## PAGE TEXT
Part 2: Collaborative Consumption Not Just for StartUps Any LongerBillee Howard
Perhaps the biggest shift in the sharing economy we can expect to see in 2016 is a push from traditional economy companies and governments to get involved in the age of collaborative consumption.
Last week’s $500 million GM Lyft news is followed this week by a huge announcement from Ford about their future plans in the realm of shared vehicles. Ford has developed a new leasing program that will allow “self-organized groups” of three to six individuals to group-lease Ford vehicles. It’s called Ford Credit Link and it will be available at three Austin, Texas Ford dealers beginning in February.
Showing further momentum of the blurring line between the old and new economy is Patagonia working with sharing economy Yerdle to find homes for used goods and GE collaborating with start up Quirky to reimagine the process of invention. Hyatt’s massive investment in Airbnb competitor onefinestay and Absolut’s local distillery program round out this trend as I have mentioned in earlier posts.
What’s most interesting perhaps is how more innovative and open minded government leaders and entities are looking to embrace the new economy instead of railing against it. We have seen positive sentiment from leaders like Republican Presidential candidate Ted Cruz who has gone as far as to say we need an Uber X type of model for our government, but what is even more interesting is today’s announcement by the Governor of Arizona to transform the state into the ultimate partner to business in the sharing economy.
In his state of the state address this morning Governor Doug Ducey had this to say: “Arizona should be to the Sharing Economy, what Texas is to Oil and what Silicon Valley used to be to the tech industry.” Ducey laid out an aggressive vision of reform sure to appeal to sharing economy entrepreneurs and consumers alike. He called for an end to the current occupational licensing regime that stifles healthy competition. Ducey also called for Sky Harbor airport to lift the current ban on Uber and Lyft at the airport and introduced a Governor’s Council on the Sharing Ecomomy. http://azgovernor.gov/governor/news/2016/01/governors-council-sharing-economy
The new group has its own executive order which cites a PwC study forecasting the sharing economy as a $335 billion entity by 2025, along with a list of goals designed to make Arizona more competitive in the realm of innovation.

## APPLY WHAT YOU READ
1. Reproduce the sharing economy article between "Part 2: Collaborative" and "beginning in February.", inclusive.
2. Name every company mentioned in the paragraph of the sharing economy article that begins "Showing further momentum".
You can leave the records aside; nothing here depends on them.

## GIVEN INFORMATION

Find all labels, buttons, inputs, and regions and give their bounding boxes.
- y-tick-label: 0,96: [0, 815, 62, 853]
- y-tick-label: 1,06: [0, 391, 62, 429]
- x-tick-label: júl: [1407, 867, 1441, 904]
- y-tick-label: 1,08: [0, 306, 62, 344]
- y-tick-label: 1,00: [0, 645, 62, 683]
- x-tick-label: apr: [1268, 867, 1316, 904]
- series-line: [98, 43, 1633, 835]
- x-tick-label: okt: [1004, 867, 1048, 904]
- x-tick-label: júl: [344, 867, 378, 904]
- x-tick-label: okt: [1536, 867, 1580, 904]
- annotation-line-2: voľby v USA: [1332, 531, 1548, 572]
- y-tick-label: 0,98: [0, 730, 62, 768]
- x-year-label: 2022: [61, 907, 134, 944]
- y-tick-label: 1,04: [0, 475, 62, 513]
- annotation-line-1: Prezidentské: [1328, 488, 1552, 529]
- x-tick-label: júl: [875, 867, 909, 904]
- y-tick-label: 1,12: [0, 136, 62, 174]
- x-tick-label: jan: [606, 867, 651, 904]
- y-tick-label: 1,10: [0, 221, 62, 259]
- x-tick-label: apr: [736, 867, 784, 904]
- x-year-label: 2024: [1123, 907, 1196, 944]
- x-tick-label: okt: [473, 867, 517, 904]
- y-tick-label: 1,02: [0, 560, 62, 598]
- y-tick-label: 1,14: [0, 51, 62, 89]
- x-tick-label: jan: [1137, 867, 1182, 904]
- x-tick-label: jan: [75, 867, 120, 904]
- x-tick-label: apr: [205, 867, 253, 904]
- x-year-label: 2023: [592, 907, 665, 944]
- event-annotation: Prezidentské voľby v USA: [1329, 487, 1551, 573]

## RESPONSE LIST
1.
Part 2: Collaborative Consumption Not Just for StartUps Any LongerBillee Howard
Perhaps the biggest shift in the sharing economy we can expect to see in 2016 is a push from traditional economy companies and governments to get involved in the age of collaborative consumption.
Last week’s $500 million GM Lyft news is followed this week by a huge announcement from Ford about their future plans in the realm of shared vehicles. Ford has developed a new leasing program that will allow “self-organized groups” of three to six individuals to group-lease Ford vehicles. It’s called Ford Credit Link and it will be available at three Austin, Texas Ford dealers beginning in February.

2. Patagonia, Yerdle, GE, Quirky, Hyatt, Airbnb, onefinestay, Absolut